[Extracted data entries]
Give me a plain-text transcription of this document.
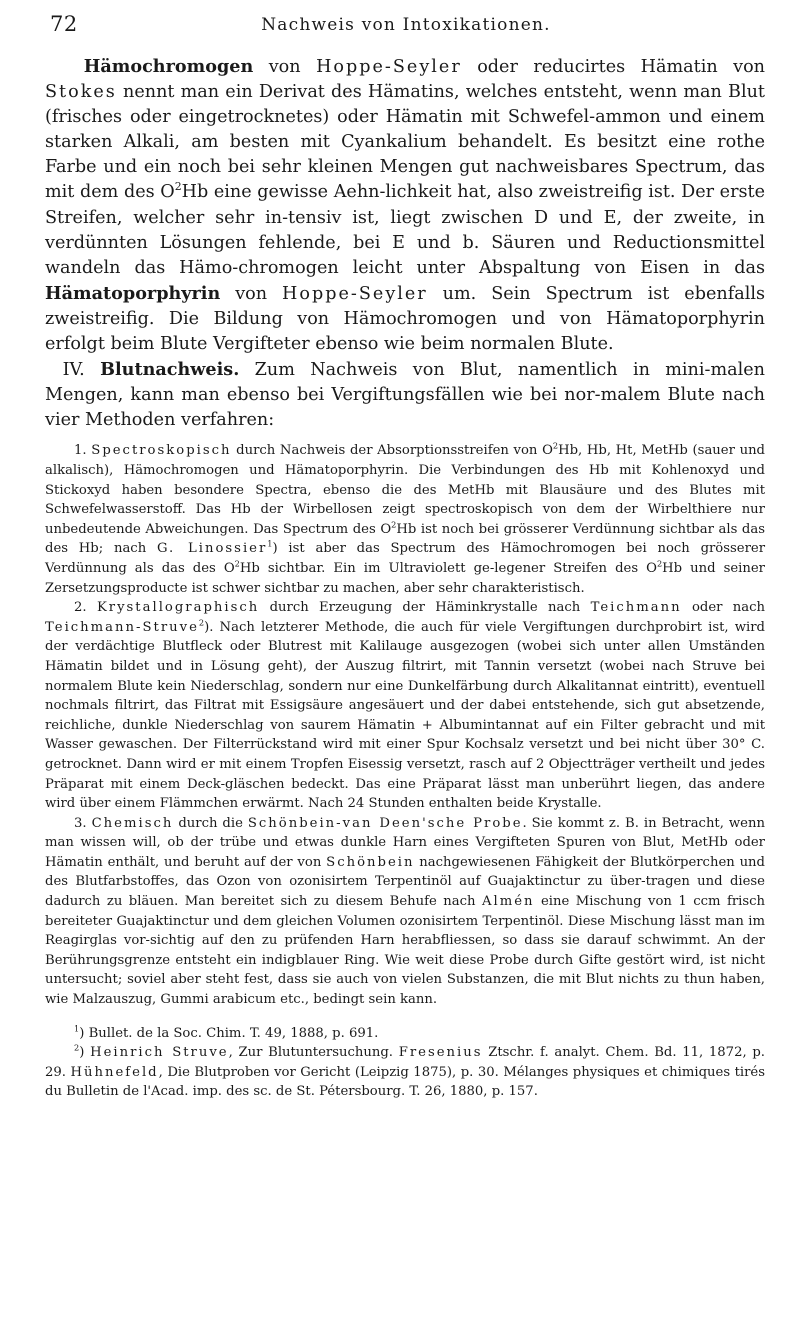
72	Nachweis von Intoxikationen.

Hämochromogen von Hoppe-Seyler oder reducirtes Hämatin von Stokes nennt man ein Derivat des Hämatins, welches entsteht, wenn man Blut (frisches oder eingetrocknetes) oder Hämatin mit Schwefel-ammon und einem starken Alkali, am besten mit Cyankalium behandelt. Es besitzt eine rothe Farbe und ein noch bei sehr kleinen Mengen gut nachweisbares Spectrum, das mit dem des $O^2Hb$ eine gewisse Aehn-lichkeit hat, also zweistreifig ist. Der erste Streifen, welcher sehr in-tensiv ist, liegt zwischen D und E, der zweite, in verdünnten Lösungen fehlende, bei E und b. Säuren und Reductionsmittel wandeln das Hämo-chromogen leicht unter Abspaltung von Eisen in das Hämatoporphyrin von Hoppe-Seyler um. Sein Spectrum ist ebenfalls zweistreifig. Die Bildung von Hämochromogen und von Hämatoporphyrin erfolgt beim Blute Vergifteter ebenso wie beim normalen Blute.

IV. Blutnachweis. Zum Nachweis von Blut, namentlich in mini-malen Mengen, kann man ebenso bei Vergiftungsfällen wie bei nor-malem Blute nach vier Methoden verfahren:

1. Spectroskopisch durch Nachweis der Absorptionsstreifen von $O^2Hb$, Hb, Ht, MetHb (sauer und alkalisch), Hämochromogen und Hämatoporphyrin. Die Verbindungen des Hb mit Kohlenoxyd und Stickoxyd haben besondere Spectra, ebenso die des MetHb mit Blausäure und des Blutes mit Schwefelwasserstoff. Das Hb der Wirbellosen zeigt spectroskopisch von dem der Wirbelthiere nur unbedeutende Abweichungen. Das Spectrum des $O^2Hb$ ist noch bei grösserer Verdünnung sichtbar als das des Hb; nach G. Linossier$^1$) ist aber das Spectrum des Hämochromogen bei noch grösserer Verdünnung als das des $O^2Hb$ sichtbar. Ein im Ultraviolett ge-legener Streifen des $O^2Hb$ und seiner Zersetzungsproducte ist schwer sichtbar zu machen, aber sehr charakteristisch.

2. Krystallographisch durch Erzeugung der Häminkrystalle nach Teichmann oder nach Teichmann-Struve$^2$). Nach letzterer Methode, die auch für viele Vergiftungen durchprobirt ist, wird der verdächtige Blutfleck oder Blutrest mit Kalilauge ausgezogen (wobei sich unter allen Umständen Hämatin bildet und in Lösung geht), der Auszug filtrirt, mit Tannin versetzt (wobei nach Struve bei normalem Blute kein Niederschlag, sondern nur eine Dunkelfärbung durch Alkalitannat eintritt), eventuell nochmals filtrirt, das Filtrat mit Essigsäure angesäuert und der dabei entstehende, sich gut absetzende, reichliche, dunkle Niederschlag von saurem Hämatin + Albumintannat auf ein Filter gebracht und mit Wasser gewaschen. Der Filterrückstand wird mit einer Spur Kochsalz versetzt und bei nicht über 30° C. getrocknet. Dann wird er mit einem Tropfen Eisessig versetzt, rasch auf 2 Objectträger vertheilt und jedes Präparat mit einem Deck-gläschen bedeckt. Das eine Präparat lässt man unberührt liegen, das andere wird über einem Flämmchen erwärmt. Nach 24 Stunden enthalten beide Krystalle.

3. Chemisch durch die Schönbein-van Deen'sche Probe. Sie kommt z. B. in Betracht, wenn man wissen will, ob der trübe und etwas dunkle Harn eines Vergifteten Spuren von Blut, MetHb oder Hämatin enthält, und beruht auf der von Schönbein nachgewiesenen Fähigkeit der Blutkörperchen und des Blutfarbstoffes, das Ozon von ozonisirtem Terpentinöl auf Guajaktinctur zu über-tragen und diese dadurch zu bläuen. Man bereitet sich zu diesem Behufe nach Almén eine Mischung von 1 ccm frisch bereiteter Guajaktinctur und dem gleichen Volumen ozonisirtem Terpentinöl. Diese Mischung lässt man im Reagirglas vor-sichtig auf den zu prüfenden Harn herabfliessen, so dass sie darauf schwimmt. An der Berührungsgrenze entsteht ein indigblauer Ring. Wie weit diese Probe durch Gifte gestört wird, ist nicht untersucht; soviel aber steht fest, dass sie auch von vielen Substanzen, die mit Blut nichts zu thun haben, wie Malzauszug, Gummi arabicum etc., bedingt sein kann.

$^1$) Bullet. de la Soc. Chim. T. 49, 1888, p. 691.

$^2$) Heinrich Struve, Zur Blutuntersuchung. Fresenius Ztschr. f. analyt. Chem. Bd. 11, 1872, p. 29. Hühnefeld, Die Blutproben vor Gericht (Leipzig 1875), p. 30. Mélanges physiques et chimiques tirés du Bulletin de l'Acad. imp. des sc. de St. Pétersbourg. T. 26, 1880, p. 157.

■ **REQUIREMENTS**
Transcribe every record above exactly as written, leaving out any pictures.

■ **FULL ANSWER**
Give me a plain-text transcription of this document.
72	Nachweis von Intoxikationen.

Hämochromogen von Hoppe-Seyler oder reducirtes Hämatin von Stokes nennt man ein Derivat des Hämatins, welches entsteht, wenn man Blut (frisches oder eingetrocknetes) oder Hämatin mit Schwefel-ammon und einem starken Alkali, am besten mit Cyankalium behandelt. Es besitzt eine rothe Farbe und ein noch bei sehr kleinen Mengen gut nachweisbares Spectrum, das mit dem des $O^2Hb$ eine gewisse Aehn-lichkeit hat, also zweistreifig ist. Der erste Streifen, welcher sehr in-tensiv ist, liegt zwischen D und E, der zweite, in verdünnten Lösungen fehlende, bei E und b. Säuren und Reductionsmittel wandeln das Hämo-chromogen leicht unter Abspaltung von Eisen in das Hämatoporphyrin von Hoppe-Seyler um. Sein Spectrum ist ebenfalls zweistreifig. Die Bildung von Hämochromogen und von Hämatoporphyrin erfolgt beim Blute Vergifteter ebenso wie beim normalen Blute.

IV. Blutnachweis. Zum Nachweis von Blut, namentlich in mini-malen Mengen, kann man ebenso bei Vergiftungsfällen wie bei nor-malem Blute nach vier Methoden verfahren:

1. Spectroskopisch durch Nachweis der Absorptionsstreifen von $O^2Hb$, Hb, Ht, MetHb (sauer und alkalisch), Hämochromogen und Hämatoporphyrin. Die Verbindungen des Hb mit Kohlenoxyd und Stickoxyd haben besondere Spectra, ebenso die des MetHb mit Blausäure und des Blutes mit Schwefelwasserstoff. Das Hb der Wirbellosen zeigt spectroskopisch von dem der Wirbelthiere nur unbedeutende Abweichungen. Das Spectrum des $O^2Hb$ ist noch bei grösserer Verdünnung sichtbar als das des Hb; nach G. Linossier$^1$) ist aber das Spectrum des Hämochromogen bei noch grösserer Verdünnung als das des $O^2Hb$ sichtbar. Ein im Ultraviolett ge-legener Streifen des $O^2Hb$ und seiner Zersetzungsproducte ist schwer sichtbar zu machen, aber sehr charakteristisch.

2. Krystallographisch durch Erzeugung der Häminkrystalle nach Teichmann oder nach Teichmann-Struve$^2$). Nach letzterer Methode, die auch für viele Vergiftungen durchprobirt ist, wird der verdächtige Blutfleck oder Blutrest mit Kalilauge ausgezogen (wobei sich unter allen Umständen Hämatin bildet und in Lösung geht), der Auszug filtrirt, mit Tannin versetzt (wobei nach Struve bei normalem Blute kein Niederschlag, sondern nur eine Dunkelfärbung durch Alkalitannat eintritt), eventuell nochmals filtrirt, das Filtrat mit Essigsäure angesäuert und der dabei entstehende, sich gut absetzende, reichliche, dunkle Niederschlag von saurem Hämatin + Albumintannat auf ein Filter gebracht und mit Wasser gewaschen. Der Filterrückstand wird mit einer Spur Kochsalz versetzt und bei nicht über 30° C. getrocknet. Dann wird er mit einem Tropfen Eisessig versetzt, rasch auf 2 Objectträger vertheilt und jedes Präparat mit einem Deck-gläschen bedeckt. Das eine Präparat lässt man unberührt liegen, das andere wird über einem Flämmchen erwärmt. Nach 24 Stunden enthalten beide Krystalle.

3. Chemisch durch die Schönbein-van Deen'sche Probe. Sie kommt z. B. in Betracht, wenn man wissen will, ob der trübe und etwas dunkle Harn eines Vergifteten Spuren von Blut, MetHb oder Hämatin enthält, und beruht auf der von Schönbein nachgewiesenen Fähigkeit der Blutkörperchen und des Blutfarbstoffes, das Ozon von ozonisirtem Terpentinöl auf Guajaktinctur zu über-tragen und diese dadurch zu bläuen. Man bereitet sich zu diesem Behufe nach Almén eine Mischung von 1 ccm frisch bereiteter Guajaktinctur und dem gleichen Volumen ozonisirtem Terpentinöl. Diese Mischung lässt man im Reagirglas vor-sichtig auf den zu prüfenden Harn herabfliessen, so dass sie darauf schwimmt. An der Berührungsgrenze entsteht ein indigblauer Ring. Wie weit diese Probe durch Gifte gestört wird, ist nicht untersucht; soviel aber steht fest, dass sie auch von vielen Substanzen, die mit Blut nichts zu thun haben, wie Malzauszug, Gummi arabicum etc., bedingt sein kann.

$^1$) Bullet. de la Soc. Chim. T. 49, 1888, p. 691.

$^2$) Heinrich Struve, Zur Blutuntersuchung. Fresenius Ztschr. f. analyt. Chem. Bd. 11, 1872, p. 29. Hühnefeld, Die Blutproben vor Gericht (Leipzig 1875), p. 30. Mélanges physiques et chimiques tirés du Bulletin de l'Acad. imp. des sc. de St. Pétersbourg. T. 26, 1880, p. 157.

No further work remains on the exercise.